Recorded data
★ ★ ★ ★
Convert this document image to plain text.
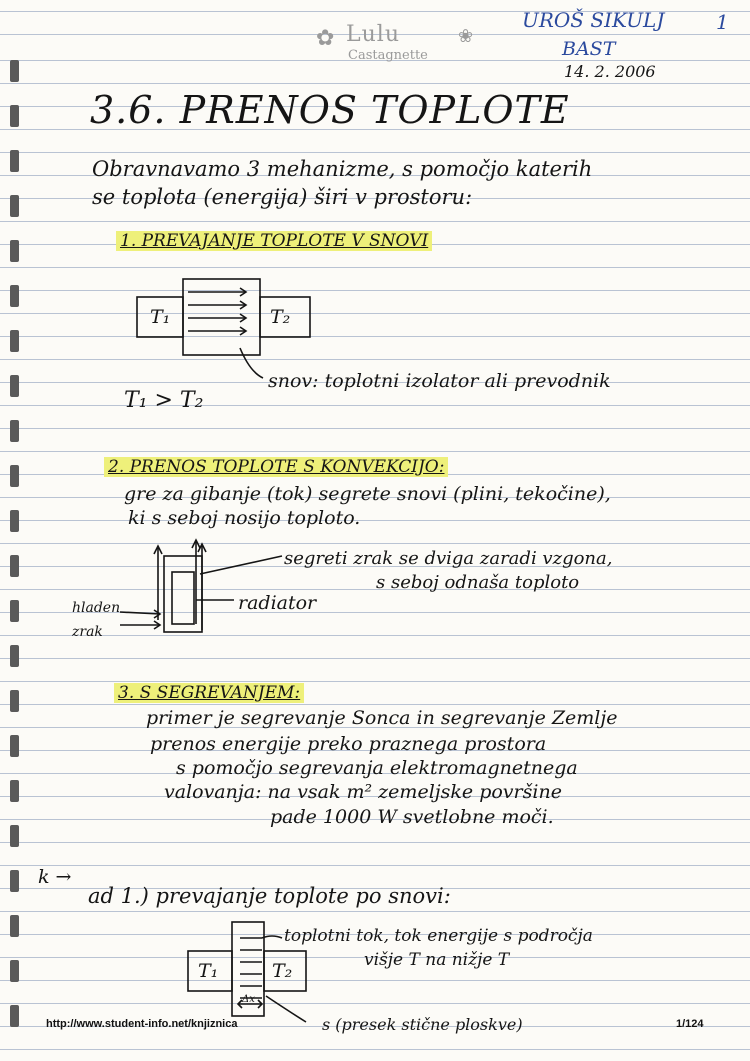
✿ Lulu
Castagnette
❀
UROŠ SIKULJ	1
BAST
14. 2. 2006
3.6. PRENOS TOPLOTE
Obravnavamo 3 mehanizme, s pomočjo katerih
se toplota (energija) širi v prostoru:
1. PREVAJANJE TOPLOTE V SNOVI
T₁	T₂
snov: toplotni izolator ali prevodnik
T₁ > T₂
2. PRENOS TOPLOTE S KONVEKCIJO:
gre za gibanje (tok) segrete snovi (plini, tekočine),
ki s seboj nosijo toploto.
segreti zrak se dviga zaradi vzgona,
s seboj odnaša toploto
radiator
hladen
zrak
3. S SEGREVANJEM:
primer je segrevanje Sonca in segrevanje Zemlje
prenos energije preko praznega prostora
s pomočjo segrevanja elektromagnetnega
valovanja: na vsak m² zemeljske površine
pade 1000 W svetlobne moči.
k →
ad 1.) prevajanje toplote po snovi:
toplotni tok, tok energije s področja
višje T na nižje T
T₁	T₂
Δx
s (presek stične ploskve)
http://www.student-info.net/knjiznica	1/124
★ ★ ★ ★
# GOAL OF THE EXERCISE
Leave out the pictures and copy the rest of the material above exactly.

# RESULT OF THIS EXERCISE
Convert this document image to plain text.
✿ Lulu
Castagnette
❀
UROŠ SIKULJ	1
BAST
14. 2. 2006
3.6. PRENOS TOPLOTE
Obravnavamo 3 mehanizme, s pomočjo katerih
se toplota (energija) širi v prostoru:
1. PREVAJANJE TOPLOTE V SNOVI
T₁	T₂
snov: toplotni izolator ali prevodnik
T₁ > T₂
2. PRENOS TOPLOTE S KONVEKCIJO:
gre za gibanje (tok) segrete snovi (plini, tekočine),
ki s seboj nosijo toploto.
segreti zrak se dviga zaradi vzgona,
s seboj odnaša toploto
radiator
hladen
zrak
3. S SEGREVANJEM:
primer je segrevanje Sonca in segrevanje Zemlje
prenos energije preko praznega prostora
s pomočjo segrevanja elektromagnetnega
valovanja: na vsak m² zemeljske površine
pade 1000 W svetlobne moči.
k →
ad 1.) prevajanje toplote po snovi:
toplotni tok, tok energije s področja
višje T na nižje T
T₁	T₂
Δx
s (presek stične ploskve)
http://www.student-info.net/knjiznica	1/124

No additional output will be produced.